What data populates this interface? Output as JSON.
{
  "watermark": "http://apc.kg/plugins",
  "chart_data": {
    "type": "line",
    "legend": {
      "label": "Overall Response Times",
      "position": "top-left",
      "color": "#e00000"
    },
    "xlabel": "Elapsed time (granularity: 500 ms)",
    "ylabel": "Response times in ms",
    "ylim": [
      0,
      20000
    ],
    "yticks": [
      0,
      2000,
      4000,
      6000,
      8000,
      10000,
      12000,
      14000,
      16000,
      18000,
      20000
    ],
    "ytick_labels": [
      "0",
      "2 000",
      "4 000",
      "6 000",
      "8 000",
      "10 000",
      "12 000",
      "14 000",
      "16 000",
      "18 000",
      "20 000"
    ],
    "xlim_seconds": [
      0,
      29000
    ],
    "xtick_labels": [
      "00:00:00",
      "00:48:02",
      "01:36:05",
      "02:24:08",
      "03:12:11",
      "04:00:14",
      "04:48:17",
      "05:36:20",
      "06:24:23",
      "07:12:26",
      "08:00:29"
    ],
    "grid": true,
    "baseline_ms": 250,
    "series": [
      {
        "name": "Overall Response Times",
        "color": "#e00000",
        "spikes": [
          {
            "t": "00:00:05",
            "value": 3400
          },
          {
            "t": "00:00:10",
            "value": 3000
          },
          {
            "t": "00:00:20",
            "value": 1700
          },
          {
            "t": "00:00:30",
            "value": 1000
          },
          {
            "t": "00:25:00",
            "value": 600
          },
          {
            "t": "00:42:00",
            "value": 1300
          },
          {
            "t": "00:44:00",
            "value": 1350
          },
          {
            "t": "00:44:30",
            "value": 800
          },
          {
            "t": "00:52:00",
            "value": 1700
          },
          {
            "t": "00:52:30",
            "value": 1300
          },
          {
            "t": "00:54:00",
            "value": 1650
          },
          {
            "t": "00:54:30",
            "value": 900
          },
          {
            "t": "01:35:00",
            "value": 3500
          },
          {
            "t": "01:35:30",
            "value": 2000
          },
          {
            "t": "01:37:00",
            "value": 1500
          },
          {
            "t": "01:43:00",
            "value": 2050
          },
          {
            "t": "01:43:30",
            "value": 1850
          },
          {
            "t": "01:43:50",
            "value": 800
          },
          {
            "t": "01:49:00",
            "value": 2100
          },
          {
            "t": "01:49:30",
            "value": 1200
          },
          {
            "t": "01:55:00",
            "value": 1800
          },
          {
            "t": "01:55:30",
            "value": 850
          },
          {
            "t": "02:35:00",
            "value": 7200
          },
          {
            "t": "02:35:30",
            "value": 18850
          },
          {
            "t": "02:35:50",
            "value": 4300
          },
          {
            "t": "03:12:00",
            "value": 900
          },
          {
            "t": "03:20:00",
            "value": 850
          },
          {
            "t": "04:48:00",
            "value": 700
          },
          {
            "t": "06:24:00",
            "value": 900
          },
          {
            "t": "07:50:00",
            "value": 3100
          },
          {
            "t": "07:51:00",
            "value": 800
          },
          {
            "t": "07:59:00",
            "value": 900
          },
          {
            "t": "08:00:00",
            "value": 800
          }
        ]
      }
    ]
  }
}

_____

Set problem |
Reproduce the complete data exactly as presented above.

Reply to the exercise |
What data populates this interface? Output as JSON.
{
  "watermark": "http://apc.kg/plugins",
  "chart_data": {
    "type": "line",
    "legend": {
      "label": "Overall Response Times",
      "position": "top-left",
      "color": "#e00000"
    },
    "xlabel": "Elapsed time (granularity: 500 ms)",
    "ylabel": "Response times in ms",
    "ylim": [
      0,
      20000
    ],
    "yticks": [
      0,
      2000,
      4000,
      6000,
      8000,
      10000,
      12000,
      14000,
      16000,
      18000,
      20000
    ],
    "ytick_labels": [
      "0",
      "2 000",
      "4 000",
      "6 000",
      "8 000",
      "10 000",
      "12 000",
      "14 000",
      "16 000",
      "18 000",
      "20 000"
    ],
    "xlim_seconds": [
      0,
      29000
    ],
    "xtick_labels": [
      "00:00:00",
      "00:48:02",
      "01:36:05",
      "02:24:08",
      "03:12:11",
      "04:00:14",
      "04:48:17",
      "05:36:20",
      "06:24:23",
      "07:12:26",
      "08:00:29"
    ],
    "grid": true,
    "baseline_ms": 250,
    "series": [
      {
        "name": "Overall Response Times",
        "color": "#e00000",
        "spikes": [
          {
            "t": "00:00:05",
            "value": 3400
          },
          {
            "t": "00:00:10",
            "value": 3000
          },
          {
            "t": "00:00:20",
            "value": 1700
          },
          {
            "t": "00:00:30",
            "value": 1000
          },
          {
            "t": "00:25:00",
            "value": 600
          },
          {
            "t": "00:42:00",
            "value": 1300
          },
          {
            "t": "00:44:00",
            "value": 1350
          },
          {
            "t": "00:44:30",
            "value": 800
          },
          {
            "t": "00:52:00",
            "value": 1700
          },
          {
            "t": "00:52:30",
            "value": 1300
          },
          {
            "t": "00:54:00",
            "value": 1650
          },
          {
            "t": "00:54:30",
            "value": 900
          },
          {
            "t": "01:35:00",
            "value": 3500
          },
          {
            "t": "01:35:30",
            "value": 2000
          },
          {
            "t": "01:37:00",
            "value": 1500
          },
          {
            "t": "01:43:00",
            "value": 2050
          },
          {
            "t": "01:43:30",
            "value": 1850
          },
          {
            "t": "01:43:50",
            "value": 800
          },
          {
            "t": "01:49:00",
            "value": 2100
          },
          {
            "t": "01:49:30",
            "value": 1200
          },
          {
            "t": "01:55:00",
            "value": 1800
          },
          {
            "t": "01:55:30",
            "value": 850
          },
          {
            "t": "02:35:00",
            "value": 7200
          },
          {
            "t": "02:35:30",
            "value": 18850
          },
          {
            "t": "02:35:50",
            "value": 4300
          },
          {
            "t": "03:12:00",
            "value": 900
          },
          {
            "t": "03:20:00",
            "value": 850
          },
          {
            "t": "04:48:00",
            "value": 700
          },
          {
            "t": "06:24:00",
            "value": 900
          },
          {
            "t": "07:50:00",
            "value": 3100
          },
          {
            "t": "07:51:00",
            "value": 800
          },
          {
            "t": "07:59:00",
            "value": 900
          },
          {
            "t": "08:00:00",
            "value": 800
          }
        ]
      }
    ]
  }
}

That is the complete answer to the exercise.